— start of Extracted data —

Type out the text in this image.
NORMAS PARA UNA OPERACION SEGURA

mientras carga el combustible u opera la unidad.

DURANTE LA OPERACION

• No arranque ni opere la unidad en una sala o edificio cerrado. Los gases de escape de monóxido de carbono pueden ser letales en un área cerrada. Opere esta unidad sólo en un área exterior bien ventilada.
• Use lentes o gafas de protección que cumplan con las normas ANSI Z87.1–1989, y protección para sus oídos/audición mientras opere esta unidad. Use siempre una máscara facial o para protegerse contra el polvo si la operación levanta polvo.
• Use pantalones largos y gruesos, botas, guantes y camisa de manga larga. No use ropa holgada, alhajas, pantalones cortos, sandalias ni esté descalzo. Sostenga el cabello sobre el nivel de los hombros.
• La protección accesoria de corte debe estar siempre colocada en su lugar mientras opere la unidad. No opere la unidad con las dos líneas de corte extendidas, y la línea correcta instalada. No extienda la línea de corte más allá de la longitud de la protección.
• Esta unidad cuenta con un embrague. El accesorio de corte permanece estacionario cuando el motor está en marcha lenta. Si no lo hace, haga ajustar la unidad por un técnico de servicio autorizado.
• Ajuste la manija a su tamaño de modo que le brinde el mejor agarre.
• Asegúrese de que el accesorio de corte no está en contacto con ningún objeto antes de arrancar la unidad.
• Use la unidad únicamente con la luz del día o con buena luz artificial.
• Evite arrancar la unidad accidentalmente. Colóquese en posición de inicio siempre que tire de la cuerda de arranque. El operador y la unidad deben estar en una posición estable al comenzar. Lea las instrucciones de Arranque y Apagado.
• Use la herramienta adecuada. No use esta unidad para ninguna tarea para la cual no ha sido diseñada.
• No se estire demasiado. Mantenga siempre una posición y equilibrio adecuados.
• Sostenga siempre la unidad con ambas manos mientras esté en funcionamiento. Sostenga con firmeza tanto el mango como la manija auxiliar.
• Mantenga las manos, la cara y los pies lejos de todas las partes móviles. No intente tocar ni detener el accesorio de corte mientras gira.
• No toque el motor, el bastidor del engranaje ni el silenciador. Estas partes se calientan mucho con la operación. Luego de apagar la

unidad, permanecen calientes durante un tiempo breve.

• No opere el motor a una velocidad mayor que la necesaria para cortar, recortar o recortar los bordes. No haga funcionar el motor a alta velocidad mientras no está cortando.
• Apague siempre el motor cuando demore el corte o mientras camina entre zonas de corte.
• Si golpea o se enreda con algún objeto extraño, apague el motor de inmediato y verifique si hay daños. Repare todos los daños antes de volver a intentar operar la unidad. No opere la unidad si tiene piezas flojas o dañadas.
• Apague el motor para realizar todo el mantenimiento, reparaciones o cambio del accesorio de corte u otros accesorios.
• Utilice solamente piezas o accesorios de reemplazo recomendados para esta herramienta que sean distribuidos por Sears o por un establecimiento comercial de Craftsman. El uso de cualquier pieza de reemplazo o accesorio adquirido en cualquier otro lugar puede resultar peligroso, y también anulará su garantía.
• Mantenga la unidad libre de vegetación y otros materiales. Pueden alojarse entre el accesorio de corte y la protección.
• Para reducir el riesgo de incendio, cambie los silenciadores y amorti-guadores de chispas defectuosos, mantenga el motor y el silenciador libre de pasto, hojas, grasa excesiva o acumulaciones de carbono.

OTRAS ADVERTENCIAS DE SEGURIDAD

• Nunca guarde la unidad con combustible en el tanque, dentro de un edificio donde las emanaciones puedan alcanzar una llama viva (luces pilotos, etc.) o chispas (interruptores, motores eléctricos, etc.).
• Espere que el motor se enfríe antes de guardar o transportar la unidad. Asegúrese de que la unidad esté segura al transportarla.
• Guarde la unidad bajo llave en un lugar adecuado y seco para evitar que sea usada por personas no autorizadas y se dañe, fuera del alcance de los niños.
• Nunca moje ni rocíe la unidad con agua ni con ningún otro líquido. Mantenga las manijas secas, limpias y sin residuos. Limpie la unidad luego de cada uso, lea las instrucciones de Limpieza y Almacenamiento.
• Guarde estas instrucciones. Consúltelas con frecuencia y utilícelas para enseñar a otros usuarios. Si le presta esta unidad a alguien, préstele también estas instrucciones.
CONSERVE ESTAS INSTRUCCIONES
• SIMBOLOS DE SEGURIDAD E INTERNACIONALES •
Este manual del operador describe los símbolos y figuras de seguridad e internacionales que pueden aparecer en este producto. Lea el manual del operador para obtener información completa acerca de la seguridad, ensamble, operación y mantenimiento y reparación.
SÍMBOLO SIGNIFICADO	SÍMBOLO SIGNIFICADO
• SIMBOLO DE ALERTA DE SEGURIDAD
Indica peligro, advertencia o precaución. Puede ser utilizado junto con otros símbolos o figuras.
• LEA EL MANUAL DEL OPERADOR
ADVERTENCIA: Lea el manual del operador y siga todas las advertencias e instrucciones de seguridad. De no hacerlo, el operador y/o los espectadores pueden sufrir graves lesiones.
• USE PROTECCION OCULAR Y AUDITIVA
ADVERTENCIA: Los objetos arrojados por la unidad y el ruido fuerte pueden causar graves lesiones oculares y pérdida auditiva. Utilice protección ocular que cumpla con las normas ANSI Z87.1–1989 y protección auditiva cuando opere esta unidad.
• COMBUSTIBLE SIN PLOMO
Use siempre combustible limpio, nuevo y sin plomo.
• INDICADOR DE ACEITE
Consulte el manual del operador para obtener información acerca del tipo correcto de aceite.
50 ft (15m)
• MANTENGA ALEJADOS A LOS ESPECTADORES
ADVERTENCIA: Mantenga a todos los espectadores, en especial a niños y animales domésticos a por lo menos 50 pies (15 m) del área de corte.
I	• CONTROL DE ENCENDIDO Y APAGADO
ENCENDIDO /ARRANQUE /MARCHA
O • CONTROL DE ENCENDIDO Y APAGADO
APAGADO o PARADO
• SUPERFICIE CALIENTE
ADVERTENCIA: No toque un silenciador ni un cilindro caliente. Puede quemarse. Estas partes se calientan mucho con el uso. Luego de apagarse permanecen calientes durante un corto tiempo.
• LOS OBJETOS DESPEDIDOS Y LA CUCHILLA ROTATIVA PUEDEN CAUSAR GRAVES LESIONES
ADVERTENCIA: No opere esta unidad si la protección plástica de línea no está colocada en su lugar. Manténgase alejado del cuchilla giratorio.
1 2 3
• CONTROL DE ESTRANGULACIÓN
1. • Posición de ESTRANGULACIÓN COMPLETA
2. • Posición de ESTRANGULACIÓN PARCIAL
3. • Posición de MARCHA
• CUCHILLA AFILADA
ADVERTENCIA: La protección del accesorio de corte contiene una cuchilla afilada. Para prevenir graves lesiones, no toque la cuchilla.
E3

— end of Extracted data —

● Task requirements
Transcribe the material above word for word.

● Solution
Type out the text in this image.
NORMAS PARA UNA OPERACION SEGURA

mientras carga el combustible u opera la unidad.

DURANTE LA OPERACION

• No arranque ni opere la unidad en una sala o edificio cerrado. Los gases de escape de monóxido de carbono pueden ser letales en un área cerrada. Opere esta unidad sólo en un área exterior bien ventilada.
• Use lentes o gafas de protección que cumplan con las normas ANSI Z87.1–1989, y protección para sus oídos/audición mientras opere esta unidad. Use siempre una máscara facial o para protegerse contra el polvo si la operación levanta polvo.
• Use pantalones largos y gruesos, botas, guantes y camisa de manga larga. No use ropa holgada, alhajas, pantalones cortos, sandalias ni esté descalzo. Sostenga el cabello sobre el nivel de los hombros.
• La protección accesoria de corte debe estar siempre colocada en su lugar mientras opere la unidad. No opere la unidad con las dos líneas de corte extendidas, y la línea correcta instalada. No extienda la línea de corte más allá de la longitud de la protección.
• Esta unidad cuenta con un embrague. El accesorio de corte permanece estacionario cuando el motor está en marcha lenta. Si no lo hace, haga ajustar la unidad por un técnico de servicio autorizado.
• Ajuste la manija a su tamaño de modo que le brinde el mejor agarre.
• Asegúrese de que el accesorio de corte no está en contacto con ningún objeto antes de arrancar la unidad.
• Use la unidad únicamente con la luz del día o con buena luz artificial.
• Evite arrancar la unidad accidentalmente. Colóquese en posición de inicio siempre que tire de la cuerda de arranque. El operador y la unidad deben estar en una posición estable al comenzar. Lea las instrucciones de Arranque y Apagado.
• Use la herramienta adecuada. No use esta unidad para ninguna tarea para la cual no ha sido diseñada.
• No se estire demasiado. Mantenga siempre una posición y equilibrio adecuados.
• Sostenga siempre la unidad con ambas manos mientras esté en funcionamiento. Sostenga con firmeza tanto el mango como la manija auxiliar.
• Mantenga las manos, la cara y los pies lejos de todas las partes móviles. No intente tocar ni detener el accesorio de corte mientras gira.
• No toque el motor, el bastidor del engranaje ni el silenciador. Estas partes se calientan mucho con la operación. Luego de apagar la

unidad, permanecen calientes durante un tiempo breve.

• No opere el motor a una velocidad mayor que la necesaria para cortar, recortar o recortar los bordes. No haga funcionar el motor a alta velocidad mientras no está cortando.
• Apague siempre el motor cuando demore el corte o mientras camina entre zonas de corte.
• Si golpea o se enreda con algún objeto extraño, apague el motor de inmediato y verifique si hay daños. Repare todos los daños antes de volver a intentar operar la unidad. No opere la unidad si tiene piezas flojas o dañadas.
• Apague el motor para realizar todo el mantenimiento, reparaciones o cambio del accesorio de corte u otros accesorios.
• Utilice solamente piezas o accesorios de reemplazo recomendados para esta herramienta que sean distribuidos por Sears o por un establecimiento comercial de Craftsman. El uso de cualquier pieza de reemplazo o accesorio adquirido en cualquier otro lugar puede resultar peligroso, y también anulará su garantía.
• Mantenga la unidad libre de vegetación y otros materiales. Pueden alojarse entre el accesorio de corte y la protección.
• Para reducir el riesgo de incendio, cambie los silenciadores y amorti-guadores de chispas defectuosos, mantenga el motor y el silenciador libre de pasto, hojas, grasa excesiva o acumulaciones de carbono.

OTRAS ADVERTENCIAS DE SEGURIDAD

• Nunca guarde la unidad con combustible en el tanque, dentro de un edificio donde las emanaciones puedan alcanzar una llama viva (luces pilotos, etc.) o chispas (interruptores, motores eléctricos, etc.).
• Espere que el motor se enfríe antes de guardar o transportar la unidad. Asegúrese de que la unidad esté segura al transportarla.
• Guarde la unidad bajo llave en un lugar adecuado y seco para evitar que sea usada por personas no autorizadas y se dañe, fuera del alcance de los niños.
• Nunca moje ni rocíe la unidad con agua ni con ningún otro líquido. Mantenga las manijas secas, limpias y sin residuos. Limpie la unidad luego de cada uso, lea las instrucciones de Limpieza y Almacenamiento.
• Guarde estas instrucciones. Consúltelas con frecuencia y utilícelas para enseñar a otros usuarios. Si le presta esta unidad a alguien, préstele también estas instrucciones.
CONSERVE ESTAS INSTRUCCIONES
• SIMBOLOS DE SEGURIDAD E INTERNACIONALES •
Este manual del operador describe los símbolos y figuras de seguridad e internacionales que pueden aparecer en este producto. Lea el manual del operador para obtener información completa acerca de la seguridad, ensamble, operación y mantenimiento y reparación.
SÍMBOLO SIGNIFICADO	SÍMBOLO SIGNIFICADO
• SIMBOLO DE ALERTA DE SEGURIDAD
Indica peligro, advertencia o precaución. Puede ser utilizado junto con otros símbolos o figuras.
• LEA EL MANUAL DEL OPERADOR
ADVERTENCIA: Lea el manual del operador y siga todas las advertencias e instrucciones de seguridad. De no hacerlo, el operador y/o los espectadores pueden sufrir graves lesiones.
• USE PROTECCION OCULAR Y AUDITIVA
ADVERTENCIA: Los objetos arrojados por la unidad y el ruido fuerte pueden causar graves lesiones oculares y pérdida auditiva. Utilice protección ocular que cumpla con las normas ANSI Z87.1–1989 y protección auditiva cuando opere esta unidad.
• COMBUSTIBLE SIN PLOMO
Use siempre combustible limpio, nuevo y sin plomo.
• INDICADOR DE ACEITE
Consulte el manual del operador para obtener información acerca del tipo correcto de aceite.
50 ft (15m)
• MANTENGA ALEJADOS A LOS ESPECTADORES
ADVERTENCIA: Mantenga a todos los espectadores, en especial a niños y animales domésticos a por lo menos 50 pies (15 m) del área de corte.
I	• CONTROL DE ENCENDIDO Y APAGADO
ENCENDIDO /ARRANQUE /MARCHA
O • CONTROL DE ENCENDIDO Y APAGADO
APAGADO o PARADO
• SUPERFICIE CALIENTE
ADVERTENCIA: No toque un silenciador ni un cilindro caliente. Puede quemarse. Estas partes se calientan mucho con el uso. Luego de apagarse permanecen calientes durante un corto tiempo.
• LOS OBJETOS DESPEDIDOS Y LA CUCHILLA ROTATIVA PUEDEN CAUSAR GRAVES LESIONES
ADVERTENCIA: No opere esta unidad si la protección plástica de línea no está colocada en su lugar. Manténgase alejado del cuchilla giratorio.
1 2 3
• CONTROL DE ESTRANGULACIÓN
1. • Posición de ESTRANGULACIÓN COMPLETA
2. • Posición de ESTRANGULACIÓN PARCIAL
3. • Posición de MARCHA
• CUCHILLA AFILADA
ADVERTENCIA: La protección del accesorio de corte contiene una cuchilla afilada. Para prevenir graves lesiones, no toque la cuchilla.
E3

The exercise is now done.